- Records to use
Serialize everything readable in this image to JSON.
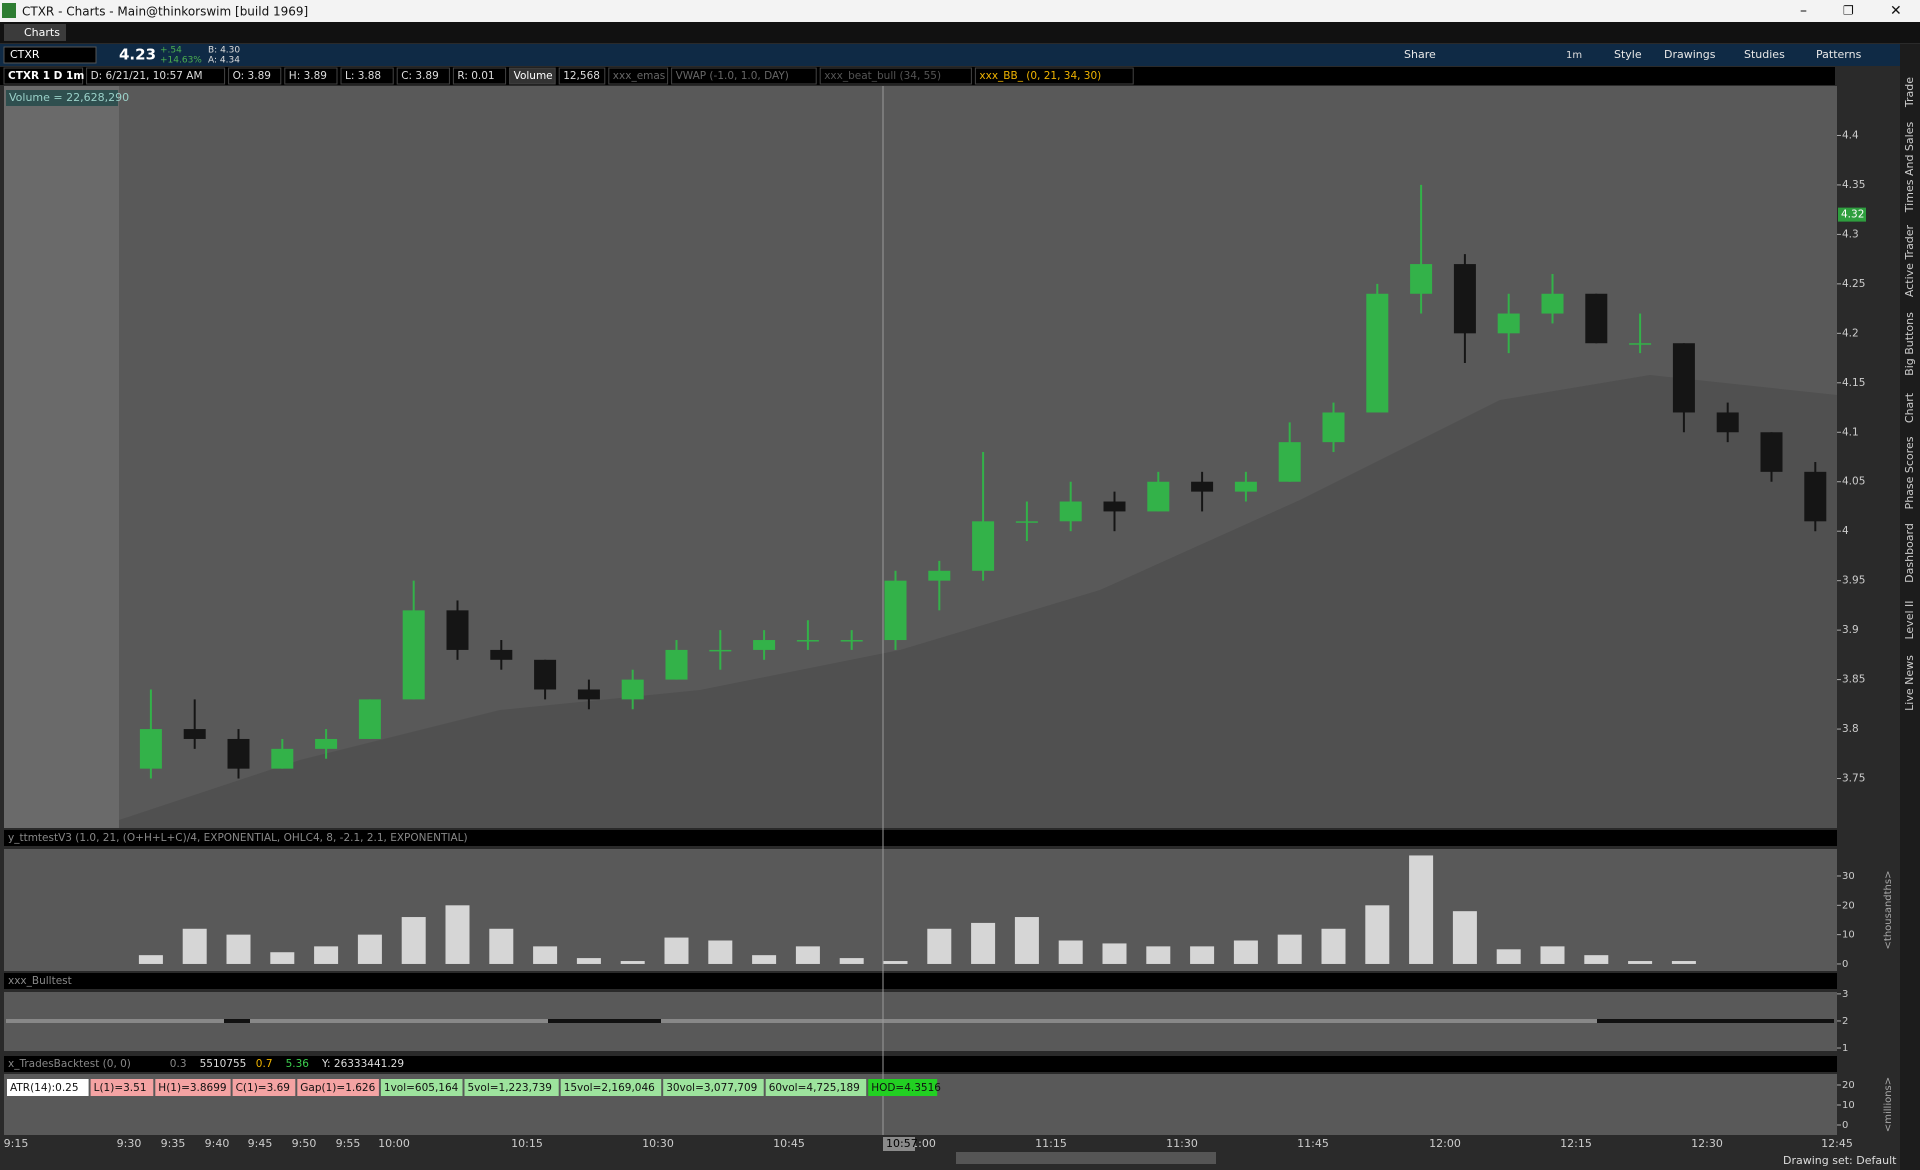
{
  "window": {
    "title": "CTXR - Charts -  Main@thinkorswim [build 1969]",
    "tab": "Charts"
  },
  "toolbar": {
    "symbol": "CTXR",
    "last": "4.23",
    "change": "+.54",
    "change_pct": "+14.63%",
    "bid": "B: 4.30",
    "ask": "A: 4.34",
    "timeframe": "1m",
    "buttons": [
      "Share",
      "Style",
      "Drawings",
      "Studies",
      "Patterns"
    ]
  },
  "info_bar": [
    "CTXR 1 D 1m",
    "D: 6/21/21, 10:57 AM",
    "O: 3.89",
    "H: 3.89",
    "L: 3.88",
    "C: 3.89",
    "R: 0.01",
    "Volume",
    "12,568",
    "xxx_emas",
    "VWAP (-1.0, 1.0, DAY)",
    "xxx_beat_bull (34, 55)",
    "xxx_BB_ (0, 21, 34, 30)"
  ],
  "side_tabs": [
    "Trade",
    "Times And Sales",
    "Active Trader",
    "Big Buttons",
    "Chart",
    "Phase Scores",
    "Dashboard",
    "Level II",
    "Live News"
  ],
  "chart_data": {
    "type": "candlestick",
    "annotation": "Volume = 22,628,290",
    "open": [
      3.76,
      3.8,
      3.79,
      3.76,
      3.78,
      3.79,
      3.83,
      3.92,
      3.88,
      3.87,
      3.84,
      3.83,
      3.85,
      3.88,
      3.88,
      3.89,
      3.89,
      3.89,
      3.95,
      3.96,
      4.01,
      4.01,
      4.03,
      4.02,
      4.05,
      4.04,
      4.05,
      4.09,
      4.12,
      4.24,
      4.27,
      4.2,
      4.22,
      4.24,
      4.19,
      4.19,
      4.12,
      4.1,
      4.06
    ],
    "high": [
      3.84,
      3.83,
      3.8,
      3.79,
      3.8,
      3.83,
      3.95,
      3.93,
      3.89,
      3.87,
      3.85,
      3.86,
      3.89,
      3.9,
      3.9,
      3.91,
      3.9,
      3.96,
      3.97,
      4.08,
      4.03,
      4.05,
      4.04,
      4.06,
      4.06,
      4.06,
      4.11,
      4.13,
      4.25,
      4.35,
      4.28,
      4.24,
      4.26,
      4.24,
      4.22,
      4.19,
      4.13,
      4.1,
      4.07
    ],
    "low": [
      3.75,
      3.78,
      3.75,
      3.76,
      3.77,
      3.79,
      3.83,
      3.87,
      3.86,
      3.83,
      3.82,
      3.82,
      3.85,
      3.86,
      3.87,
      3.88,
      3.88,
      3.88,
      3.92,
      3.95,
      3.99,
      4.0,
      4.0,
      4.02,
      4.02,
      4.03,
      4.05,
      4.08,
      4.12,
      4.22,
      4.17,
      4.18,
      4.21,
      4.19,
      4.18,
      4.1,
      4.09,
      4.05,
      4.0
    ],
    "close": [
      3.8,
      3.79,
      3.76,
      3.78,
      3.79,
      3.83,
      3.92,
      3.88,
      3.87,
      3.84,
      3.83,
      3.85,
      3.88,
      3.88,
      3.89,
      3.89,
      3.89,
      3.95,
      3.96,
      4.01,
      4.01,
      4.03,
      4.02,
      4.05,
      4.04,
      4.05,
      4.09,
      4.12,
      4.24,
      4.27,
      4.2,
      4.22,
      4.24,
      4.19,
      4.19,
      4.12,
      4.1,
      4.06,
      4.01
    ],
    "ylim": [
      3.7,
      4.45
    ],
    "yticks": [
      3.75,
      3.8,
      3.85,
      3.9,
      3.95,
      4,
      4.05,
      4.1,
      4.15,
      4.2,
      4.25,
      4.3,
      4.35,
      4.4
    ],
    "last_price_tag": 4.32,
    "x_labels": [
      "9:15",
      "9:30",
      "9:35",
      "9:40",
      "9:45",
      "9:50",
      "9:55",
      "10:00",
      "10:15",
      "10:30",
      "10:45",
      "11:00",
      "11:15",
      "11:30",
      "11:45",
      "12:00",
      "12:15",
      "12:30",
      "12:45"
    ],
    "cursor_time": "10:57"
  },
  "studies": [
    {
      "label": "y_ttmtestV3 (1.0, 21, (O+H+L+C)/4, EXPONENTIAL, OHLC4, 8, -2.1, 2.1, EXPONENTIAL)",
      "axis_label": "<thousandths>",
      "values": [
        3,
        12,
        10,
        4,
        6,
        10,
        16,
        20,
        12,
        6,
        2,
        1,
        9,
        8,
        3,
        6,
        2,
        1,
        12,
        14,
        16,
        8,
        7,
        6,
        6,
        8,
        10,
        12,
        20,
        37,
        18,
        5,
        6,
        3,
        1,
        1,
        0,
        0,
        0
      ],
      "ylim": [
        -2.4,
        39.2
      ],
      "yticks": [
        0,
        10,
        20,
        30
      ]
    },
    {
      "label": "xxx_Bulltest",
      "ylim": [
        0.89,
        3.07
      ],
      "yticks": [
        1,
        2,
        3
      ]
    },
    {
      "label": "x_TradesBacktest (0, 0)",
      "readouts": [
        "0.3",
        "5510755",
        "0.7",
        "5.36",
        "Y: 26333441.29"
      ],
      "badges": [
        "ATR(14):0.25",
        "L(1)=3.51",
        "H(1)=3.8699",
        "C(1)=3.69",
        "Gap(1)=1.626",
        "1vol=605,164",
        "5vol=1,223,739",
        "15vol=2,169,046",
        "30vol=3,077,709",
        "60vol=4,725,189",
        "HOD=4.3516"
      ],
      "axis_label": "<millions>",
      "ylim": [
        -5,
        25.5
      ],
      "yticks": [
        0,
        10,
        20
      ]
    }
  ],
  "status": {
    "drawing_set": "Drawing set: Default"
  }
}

- Set task
Reproduce the full listing above verbatim, with no pictures included.

- Correct output
Serialize everything readable in this image to JSON.
{
  "window": {
    "title": "CTXR - Charts -  Main@thinkorswim [build 1969]",
    "tab": "Charts"
  },
  "toolbar": {
    "symbol": "CTXR",
    "last": "4.23",
    "change": "+.54",
    "change_pct": "+14.63%",
    "bid": "B: 4.30",
    "ask": "A: 4.34",
    "timeframe": "1m",
    "buttons": [
      "Share",
      "Style",
      "Drawings",
      "Studies",
      "Patterns"
    ]
  },
  "info_bar": [
    "CTXR 1 D 1m",
    "D: 6/21/21, 10:57 AM",
    "O: 3.89",
    "H: 3.89",
    "L: 3.88",
    "C: 3.89",
    "R: 0.01",
    "Volume",
    "12,568",
    "xxx_emas",
    "VWAP (-1.0, 1.0, DAY)",
    "xxx_beat_bull (34, 55)",
    "xxx_BB_ (0, 21, 34, 30)"
  ],
  "side_tabs": [
    "Trade",
    "Times And Sales",
    "Active Trader",
    "Big Buttons",
    "Chart",
    "Phase Scores",
    "Dashboard",
    "Level II",
    "Live News"
  ],
  "chart_data": {
    "type": "candlestick",
    "annotation": "Volume = 22,628,290",
    "open": [
      3.76,
      3.8,
      3.79,
      3.76,
      3.78,
      3.79,
      3.83,
      3.92,
      3.88,
      3.87,
      3.84,
      3.83,
      3.85,
      3.88,
      3.88,
      3.89,
      3.89,
      3.89,
      3.95,
      3.96,
      4.01,
      4.01,
      4.03,
      4.02,
      4.05,
      4.04,
      4.05,
      4.09,
      4.12,
      4.24,
      4.27,
      4.2,
      4.22,
      4.24,
      4.19,
      4.19,
      4.12,
      4.1,
      4.06
    ],
    "high": [
      3.84,
      3.83,
      3.8,
      3.79,
      3.8,
      3.83,
      3.95,
      3.93,
      3.89,
      3.87,
      3.85,
      3.86,
      3.89,
      3.9,
      3.9,
      3.91,
      3.9,
      3.96,
      3.97,
      4.08,
      4.03,
      4.05,
      4.04,
      4.06,
      4.06,
      4.06,
      4.11,
      4.13,
      4.25,
      4.35,
      4.28,
      4.24,
      4.26,
      4.24,
      4.22,
      4.19,
      4.13,
      4.1,
      4.07
    ],
    "low": [
      3.75,
      3.78,
      3.75,
      3.76,
      3.77,
      3.79,
      3.83,
      3.87,
      3.86,
      3.83,
      3.82,
      3.82,
      3.85,
      3.86,
      3.87,
      3.88,
      3.88,
      3.88,
      3.92,
      3.95,
      3.99,
      4.0,
      4.0,
      4.02,
      4.02,
      4.03,
      4.05,
      4.08,
      4.12,
      4.22,
      4.17,
      4.18,
      4.21,
      4.19,
      4.18,
      4.1,
      4.09,
      4.05,
      4.0
    ],
    "close": [
      3.8,
      3.79,
      3.76,
      3.78,
      3.79,
      3.83,
      3.92,
      3.88,
      3.87,
      3.84,
      3.83,
      3.85,
      3.88,
      3.88,
      3.89,
      3.89,
      3.89,
      3.95,
      3.96,
      4.01,
      4.01,
      4.03,
      4.02,
      4.05,
      4.04,
      4.05,
      4.09,
      4.12,
      4.24,
      4.27,
      4.2,
      4.22,
      4.24,
      4.19,
      4.19,
      4.12,
      4.1,
      4.06,
      4.01
    ],
    "ylim": [
      3.7,
      4.45
    ],
    "yticks": [
      3.75,
      3.8,
      3.85,
      3.9,
      3.95,
      4,
      4.05,
      4.1,
      4.15,
      4.2,
      4.25,
      4.3,
      4.35,
      4.4
    ],
    "last_price_tag": 4.32,
    "x_labels": [
      "9:15",
      "9:30",
      "9:35",
      "9:40",
      "9:45",
      "9:50",
      "9:55",
      "10:00",
      "10:15",
      "10:30",
      "10:45",
      "11:00",
      "11:15",
      "11:30",
      "11:45",
      "12:00",
      "12:15",
      "12:30",
      "12:45"
    ],
    "cursor_time": "10:57"
  },
  "studies": [
    {
      "label": "y_ttmtestV3 (1.0, 21, (O+H+L+C)/4, EXPONENTIAL, OHLC4, 8, -2.1, 2.1, EXPONENTIAL)",
      "axis_label": "<thousandths>",
      "values": [
        3,
        12,
        10,
        4,
        6,
        10,
        16,
        20,
        12,
        6,
        2,
        1,
        9,
        8,
        3,
        6,
        2,
        1,
        12,
        14,
        16,
        8,
        7,
        6,
        6,
        8,
        10,
        12,
        20,
        37,
        18,
        5,
        6,
        3,
        1,
        1,
        0,
        0,
        0
      ],
      "ylim": [
        -2.4,
        39.2
      ],
      "yticks": [
        0,
        10,
        20,
        30
      ]
    },
    {
      "label": "xxx_Bulltest",
      "ylim": [
        0.89,
        3.07
      ],
      "yticks": [
        1,
        2,
        3
      ]
    },
    {
      "label": "x_TradesBacktest (0, 0)",
      "readouts": [
        "0.3",
        "5510755",
        "0.7",
        "5.36",
        "Y: 26333441.29"
      ],
      "badges": [
        "ATR(14):0.25",
        "L(1)=3.51",
        "H(1)=3.8699",
        "C(1)=3.69",
        "Gap(1)=1.626",
        "1vol=605,164",
        "5vol=1,223,739",
        "15vol=2,169,046",
        "30vol=3,077,709",
        "60vol=4,725,189",
        "HOD=4.3516"
      ],
      "axis_label": "<millions>",
      "ylim": [
        -5,
        25.5
      ],
      "yticks": [
        0,
        10,
        20
      ]
    }
  ],
  "status": {
    "drawing_set": "Drawing set: Default"
  }
}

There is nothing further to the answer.